- EXERCISE REQUIREMENTS:
Sift the listing for lines that hold the string "Date" and pull them out.

- TASK DATA:
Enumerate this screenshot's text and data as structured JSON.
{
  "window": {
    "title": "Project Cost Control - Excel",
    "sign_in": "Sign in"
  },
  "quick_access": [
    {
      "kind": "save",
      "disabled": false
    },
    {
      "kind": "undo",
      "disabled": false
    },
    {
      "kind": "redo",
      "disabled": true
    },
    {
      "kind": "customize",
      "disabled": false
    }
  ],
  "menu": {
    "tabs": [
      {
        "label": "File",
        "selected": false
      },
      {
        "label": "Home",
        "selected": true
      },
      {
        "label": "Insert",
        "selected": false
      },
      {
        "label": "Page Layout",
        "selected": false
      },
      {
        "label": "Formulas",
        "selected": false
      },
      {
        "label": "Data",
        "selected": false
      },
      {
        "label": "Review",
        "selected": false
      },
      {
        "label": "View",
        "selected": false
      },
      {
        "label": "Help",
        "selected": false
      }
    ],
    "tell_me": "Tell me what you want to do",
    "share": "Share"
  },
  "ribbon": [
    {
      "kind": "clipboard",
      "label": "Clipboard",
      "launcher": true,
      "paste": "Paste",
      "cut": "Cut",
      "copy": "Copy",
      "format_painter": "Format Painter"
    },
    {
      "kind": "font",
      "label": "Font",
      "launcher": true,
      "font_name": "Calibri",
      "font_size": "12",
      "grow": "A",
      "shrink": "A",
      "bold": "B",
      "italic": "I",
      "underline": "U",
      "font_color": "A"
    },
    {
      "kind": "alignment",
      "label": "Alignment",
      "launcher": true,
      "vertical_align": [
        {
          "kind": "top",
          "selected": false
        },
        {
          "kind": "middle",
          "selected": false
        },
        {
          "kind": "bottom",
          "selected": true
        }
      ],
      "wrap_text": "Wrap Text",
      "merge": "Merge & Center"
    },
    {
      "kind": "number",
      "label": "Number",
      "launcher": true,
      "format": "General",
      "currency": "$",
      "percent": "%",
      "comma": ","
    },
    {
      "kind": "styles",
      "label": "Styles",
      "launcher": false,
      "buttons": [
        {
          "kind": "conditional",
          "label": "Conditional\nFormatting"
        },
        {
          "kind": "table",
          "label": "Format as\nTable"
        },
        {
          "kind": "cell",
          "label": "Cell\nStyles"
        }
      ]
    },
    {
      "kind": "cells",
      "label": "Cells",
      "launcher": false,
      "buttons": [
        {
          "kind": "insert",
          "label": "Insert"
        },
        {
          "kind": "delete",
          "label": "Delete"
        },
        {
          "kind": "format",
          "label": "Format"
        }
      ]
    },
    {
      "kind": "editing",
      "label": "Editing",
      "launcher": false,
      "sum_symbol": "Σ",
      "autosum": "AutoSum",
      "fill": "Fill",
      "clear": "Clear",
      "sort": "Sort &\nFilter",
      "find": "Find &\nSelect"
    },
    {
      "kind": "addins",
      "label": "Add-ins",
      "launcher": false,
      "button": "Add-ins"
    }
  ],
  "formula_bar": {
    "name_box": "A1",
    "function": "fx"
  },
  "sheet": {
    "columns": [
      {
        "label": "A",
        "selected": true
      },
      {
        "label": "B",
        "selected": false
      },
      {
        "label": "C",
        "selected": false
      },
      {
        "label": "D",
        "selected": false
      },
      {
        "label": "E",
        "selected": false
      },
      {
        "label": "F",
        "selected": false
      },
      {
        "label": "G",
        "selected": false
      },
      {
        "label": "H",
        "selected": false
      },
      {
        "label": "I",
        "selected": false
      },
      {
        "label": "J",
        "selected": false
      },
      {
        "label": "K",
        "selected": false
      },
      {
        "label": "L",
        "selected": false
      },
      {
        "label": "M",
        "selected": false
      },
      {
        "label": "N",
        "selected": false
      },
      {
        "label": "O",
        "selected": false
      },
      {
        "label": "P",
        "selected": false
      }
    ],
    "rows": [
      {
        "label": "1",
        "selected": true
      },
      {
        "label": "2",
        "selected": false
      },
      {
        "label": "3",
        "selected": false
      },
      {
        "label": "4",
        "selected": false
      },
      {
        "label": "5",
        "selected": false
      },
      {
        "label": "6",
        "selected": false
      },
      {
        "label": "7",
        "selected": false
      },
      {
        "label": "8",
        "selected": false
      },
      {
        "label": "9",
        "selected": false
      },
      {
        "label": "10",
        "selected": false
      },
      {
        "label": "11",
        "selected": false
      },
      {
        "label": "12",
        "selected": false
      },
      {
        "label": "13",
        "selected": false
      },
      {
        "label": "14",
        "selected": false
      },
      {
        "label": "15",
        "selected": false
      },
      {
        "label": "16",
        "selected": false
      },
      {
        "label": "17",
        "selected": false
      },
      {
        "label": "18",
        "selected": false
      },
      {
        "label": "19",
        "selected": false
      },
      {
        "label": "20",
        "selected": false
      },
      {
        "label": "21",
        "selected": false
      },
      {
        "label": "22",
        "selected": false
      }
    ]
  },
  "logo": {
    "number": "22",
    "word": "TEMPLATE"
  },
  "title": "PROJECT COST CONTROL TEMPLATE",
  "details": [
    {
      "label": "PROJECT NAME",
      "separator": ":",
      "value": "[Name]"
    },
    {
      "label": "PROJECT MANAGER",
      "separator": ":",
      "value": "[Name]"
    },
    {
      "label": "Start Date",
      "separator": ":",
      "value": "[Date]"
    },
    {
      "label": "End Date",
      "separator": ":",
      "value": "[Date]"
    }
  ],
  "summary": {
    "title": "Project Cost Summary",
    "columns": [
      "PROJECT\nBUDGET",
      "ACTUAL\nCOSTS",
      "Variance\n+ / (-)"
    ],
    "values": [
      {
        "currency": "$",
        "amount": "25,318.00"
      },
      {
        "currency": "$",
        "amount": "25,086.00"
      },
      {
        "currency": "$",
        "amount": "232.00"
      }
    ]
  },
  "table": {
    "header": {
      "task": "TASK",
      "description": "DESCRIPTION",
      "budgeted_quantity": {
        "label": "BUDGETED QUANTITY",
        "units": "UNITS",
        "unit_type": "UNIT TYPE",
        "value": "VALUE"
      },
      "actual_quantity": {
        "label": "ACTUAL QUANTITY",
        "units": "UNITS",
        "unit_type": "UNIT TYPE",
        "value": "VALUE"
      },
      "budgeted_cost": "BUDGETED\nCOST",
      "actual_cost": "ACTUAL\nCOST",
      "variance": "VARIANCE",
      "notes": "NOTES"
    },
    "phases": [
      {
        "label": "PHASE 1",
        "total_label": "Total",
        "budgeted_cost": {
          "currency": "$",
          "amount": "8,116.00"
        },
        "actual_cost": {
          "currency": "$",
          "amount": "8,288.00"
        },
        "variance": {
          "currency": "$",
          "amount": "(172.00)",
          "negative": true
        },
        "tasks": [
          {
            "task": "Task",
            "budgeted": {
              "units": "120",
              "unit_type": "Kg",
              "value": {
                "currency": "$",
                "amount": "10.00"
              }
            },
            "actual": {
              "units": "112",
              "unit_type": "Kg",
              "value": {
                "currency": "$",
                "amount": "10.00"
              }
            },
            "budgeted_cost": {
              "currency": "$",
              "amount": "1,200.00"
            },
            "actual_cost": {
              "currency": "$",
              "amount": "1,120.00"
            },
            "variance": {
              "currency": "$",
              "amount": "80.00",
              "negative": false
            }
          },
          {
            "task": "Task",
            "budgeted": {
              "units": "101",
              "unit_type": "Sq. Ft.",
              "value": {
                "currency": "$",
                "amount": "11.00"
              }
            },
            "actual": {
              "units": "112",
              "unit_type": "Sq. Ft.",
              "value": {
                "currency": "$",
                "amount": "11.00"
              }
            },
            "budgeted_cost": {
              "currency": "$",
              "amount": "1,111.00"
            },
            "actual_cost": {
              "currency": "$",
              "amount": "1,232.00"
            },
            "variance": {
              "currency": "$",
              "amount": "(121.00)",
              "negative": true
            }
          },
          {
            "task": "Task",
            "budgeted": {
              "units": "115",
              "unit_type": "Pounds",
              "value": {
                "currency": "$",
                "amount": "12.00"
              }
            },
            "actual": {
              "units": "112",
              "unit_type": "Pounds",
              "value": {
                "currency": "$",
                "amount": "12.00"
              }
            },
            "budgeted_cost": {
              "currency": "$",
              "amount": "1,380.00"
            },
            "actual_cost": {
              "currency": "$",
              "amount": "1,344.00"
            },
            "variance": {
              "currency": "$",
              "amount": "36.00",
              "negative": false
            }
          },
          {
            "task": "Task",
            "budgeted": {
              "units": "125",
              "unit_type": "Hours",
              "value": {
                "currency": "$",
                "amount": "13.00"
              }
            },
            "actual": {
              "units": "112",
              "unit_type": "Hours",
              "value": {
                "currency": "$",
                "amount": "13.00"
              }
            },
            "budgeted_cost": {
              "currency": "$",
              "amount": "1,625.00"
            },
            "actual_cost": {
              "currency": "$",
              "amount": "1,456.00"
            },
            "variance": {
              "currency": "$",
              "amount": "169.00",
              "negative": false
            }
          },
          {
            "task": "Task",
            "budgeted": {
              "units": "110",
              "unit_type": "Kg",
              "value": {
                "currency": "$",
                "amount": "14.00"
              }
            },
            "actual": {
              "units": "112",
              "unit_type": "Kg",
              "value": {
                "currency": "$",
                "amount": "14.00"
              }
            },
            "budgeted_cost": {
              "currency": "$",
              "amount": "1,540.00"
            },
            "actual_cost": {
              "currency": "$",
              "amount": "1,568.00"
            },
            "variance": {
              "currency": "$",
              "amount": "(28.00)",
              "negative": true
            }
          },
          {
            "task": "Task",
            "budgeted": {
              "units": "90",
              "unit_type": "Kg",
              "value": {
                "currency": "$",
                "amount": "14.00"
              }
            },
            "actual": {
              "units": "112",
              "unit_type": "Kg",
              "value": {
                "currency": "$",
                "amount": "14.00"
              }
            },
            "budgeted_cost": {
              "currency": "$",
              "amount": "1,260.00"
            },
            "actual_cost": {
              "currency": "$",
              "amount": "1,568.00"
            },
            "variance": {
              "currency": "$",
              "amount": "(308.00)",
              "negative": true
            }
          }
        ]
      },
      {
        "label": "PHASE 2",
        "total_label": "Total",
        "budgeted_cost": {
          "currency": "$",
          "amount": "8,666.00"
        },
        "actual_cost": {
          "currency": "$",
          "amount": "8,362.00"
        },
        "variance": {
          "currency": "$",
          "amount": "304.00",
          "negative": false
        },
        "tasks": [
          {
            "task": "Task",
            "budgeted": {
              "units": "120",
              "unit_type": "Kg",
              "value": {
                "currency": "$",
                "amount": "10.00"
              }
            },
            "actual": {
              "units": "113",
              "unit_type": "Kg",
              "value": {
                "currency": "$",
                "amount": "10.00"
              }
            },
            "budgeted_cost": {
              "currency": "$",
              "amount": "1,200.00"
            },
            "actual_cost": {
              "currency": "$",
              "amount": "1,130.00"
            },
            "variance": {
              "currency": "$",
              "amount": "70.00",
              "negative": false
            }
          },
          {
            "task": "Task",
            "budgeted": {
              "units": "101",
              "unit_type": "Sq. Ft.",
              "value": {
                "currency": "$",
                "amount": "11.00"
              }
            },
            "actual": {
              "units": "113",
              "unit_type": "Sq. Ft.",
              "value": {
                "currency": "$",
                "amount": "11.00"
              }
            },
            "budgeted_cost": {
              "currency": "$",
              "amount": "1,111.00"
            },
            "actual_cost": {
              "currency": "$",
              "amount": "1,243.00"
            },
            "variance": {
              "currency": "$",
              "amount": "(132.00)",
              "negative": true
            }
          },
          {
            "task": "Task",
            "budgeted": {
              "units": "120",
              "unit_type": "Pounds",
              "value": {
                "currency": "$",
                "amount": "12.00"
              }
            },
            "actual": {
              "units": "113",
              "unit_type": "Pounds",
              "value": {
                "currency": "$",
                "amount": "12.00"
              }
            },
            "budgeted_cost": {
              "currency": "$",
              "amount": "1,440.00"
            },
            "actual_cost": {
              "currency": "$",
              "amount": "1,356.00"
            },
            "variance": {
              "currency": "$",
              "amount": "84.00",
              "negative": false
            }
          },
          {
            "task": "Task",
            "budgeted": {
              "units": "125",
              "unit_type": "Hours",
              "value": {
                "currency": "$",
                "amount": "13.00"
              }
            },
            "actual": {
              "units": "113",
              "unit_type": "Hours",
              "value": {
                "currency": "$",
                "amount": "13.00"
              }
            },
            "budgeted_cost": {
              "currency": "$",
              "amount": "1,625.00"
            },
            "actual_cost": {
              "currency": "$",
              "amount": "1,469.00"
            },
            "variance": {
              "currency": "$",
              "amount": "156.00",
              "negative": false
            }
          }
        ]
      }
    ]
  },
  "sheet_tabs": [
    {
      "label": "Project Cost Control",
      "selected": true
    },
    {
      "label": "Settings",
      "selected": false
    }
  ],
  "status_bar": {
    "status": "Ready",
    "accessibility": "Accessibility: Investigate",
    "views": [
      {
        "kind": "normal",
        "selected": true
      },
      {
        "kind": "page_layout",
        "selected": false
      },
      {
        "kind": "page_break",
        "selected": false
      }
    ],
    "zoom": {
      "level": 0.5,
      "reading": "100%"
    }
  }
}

- SOLUTION TO THIS EXERCISE:
      "label": "Start Date",
      "value": "[Date]"
      "label": "End Date",
      "value": "[Date]"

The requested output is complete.